▸ **GIVEN RECORDS**
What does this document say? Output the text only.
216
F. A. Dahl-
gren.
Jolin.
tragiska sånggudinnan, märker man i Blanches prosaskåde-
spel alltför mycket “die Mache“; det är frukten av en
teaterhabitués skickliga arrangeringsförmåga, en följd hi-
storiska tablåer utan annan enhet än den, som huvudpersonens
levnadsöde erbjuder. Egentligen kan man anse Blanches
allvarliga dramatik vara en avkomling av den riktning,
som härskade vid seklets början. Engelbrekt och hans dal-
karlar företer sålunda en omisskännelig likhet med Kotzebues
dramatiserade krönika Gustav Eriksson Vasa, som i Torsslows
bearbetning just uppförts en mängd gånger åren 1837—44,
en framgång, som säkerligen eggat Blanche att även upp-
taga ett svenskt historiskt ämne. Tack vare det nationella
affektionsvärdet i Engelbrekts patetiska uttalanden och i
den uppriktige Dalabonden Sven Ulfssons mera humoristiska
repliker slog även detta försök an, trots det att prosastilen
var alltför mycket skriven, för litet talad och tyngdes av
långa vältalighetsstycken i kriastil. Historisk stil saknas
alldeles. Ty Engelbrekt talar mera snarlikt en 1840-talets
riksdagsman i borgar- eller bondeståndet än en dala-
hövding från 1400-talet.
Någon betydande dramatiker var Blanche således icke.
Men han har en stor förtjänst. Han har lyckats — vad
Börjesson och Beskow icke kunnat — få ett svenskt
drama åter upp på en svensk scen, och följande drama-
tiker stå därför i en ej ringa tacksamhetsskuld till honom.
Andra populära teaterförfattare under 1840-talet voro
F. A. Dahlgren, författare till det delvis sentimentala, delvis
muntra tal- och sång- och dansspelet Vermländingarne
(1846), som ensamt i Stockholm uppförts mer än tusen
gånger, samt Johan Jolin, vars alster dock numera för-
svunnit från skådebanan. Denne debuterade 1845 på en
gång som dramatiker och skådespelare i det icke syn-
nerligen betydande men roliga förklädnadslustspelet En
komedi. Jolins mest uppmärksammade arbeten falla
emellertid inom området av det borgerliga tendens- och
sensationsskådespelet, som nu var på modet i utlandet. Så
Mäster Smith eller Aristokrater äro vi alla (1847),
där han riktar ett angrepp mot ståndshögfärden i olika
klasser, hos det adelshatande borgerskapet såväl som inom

▸ **EXERCISE OBJECTIVE**
From the preceding material, extract every line exactly.

▸ **PROBLEM SOLUTION**
What does this document say? Output the text only.
216
F. A. Dahl-
gren.
Jolin.
tragiska sånggudinnan, märker man i Blanches prosaskåde-
spel alltför mycket “die Mache“; det är frukten av en
teaterhabitués skickliga arrangeringsförmåga, en följd hi-
storiska tablåer utan annan enhet än den, som huvudpersonens
levnadsöde erbjuder. Egentligen kan man anse Blanches
allvarliga dramatik vara en avkomling av den riktning,
som härskade vid seklets början. Engelbrekt och hans dal-
karlar företer sålunda en omisskännelig likhet med Kotzebues
dramatiserade krönika Gustav Eriksson Vasa, som i Torsslows
bearbetning just uppförts en mängd gånger åren 1837—44,
en framgång, som säkerligen eggat Blanche att även upp-
taga ett svenskt historiskt ämne. Tack vare det nationella
affektionsvärdet i Engelbrekts patetiska uttalanden och i
den uppriktige Dalabonden Sven Ulfssons mera humoristiska
repliker slog även detta försök an, trots det att prosastilen
var alltför mycket skriven, för litet talad och tyngdes av
långa vältalighetsstycken i kriastil. Historisk stil saknas
alldeles. Ty Engelbrekt talar mera snarlikt en 1840-talets
riksdagsman i borgar- eller bondeståndet än en dala-
hövding från 1400-talet.
Någon betydande dramatiker var Blanche således icke.
Men han har en stor förtjänst. Han har lyckats — vad
Börjesson och Beskow icke kunnat — få ett svenskt
drama åter upp på en svensk scen, och följande drama-
tiker stå därför i en ej ringa tacksamhetsskuld till honom.
Andra populära teaterförfattare under 1840-talet voro
F. A. Dahlgren, författare till det delvis sentimentala, delvis
muntra tal- och sång- och dansspelet Vermländingarne
(1846), som ensamt i Stockholm uppförts mer än tusen
gånger, samt Johan Jolin, vars alster dock numera för-
svunnit från skådebanan. Denne debuterade 1845 på en
gång som dramatiker och skådespelare i det icke syn-
nerligen betydande men roliga förklädnadslustspelet En
komedi. Jolins mest uppmärksammade arbeten falla
emellertid inom området av det borgerliga tendens- och
sensationsskådespelet, som nu var på modet i utlandet. Så
Mäster Smith eller Aristokrater äro vi alla (1847),
där han riktar ett angrepp mot ståndshögfärden i olika
klasser, hos det adelshatande borgerskapet såväl som inom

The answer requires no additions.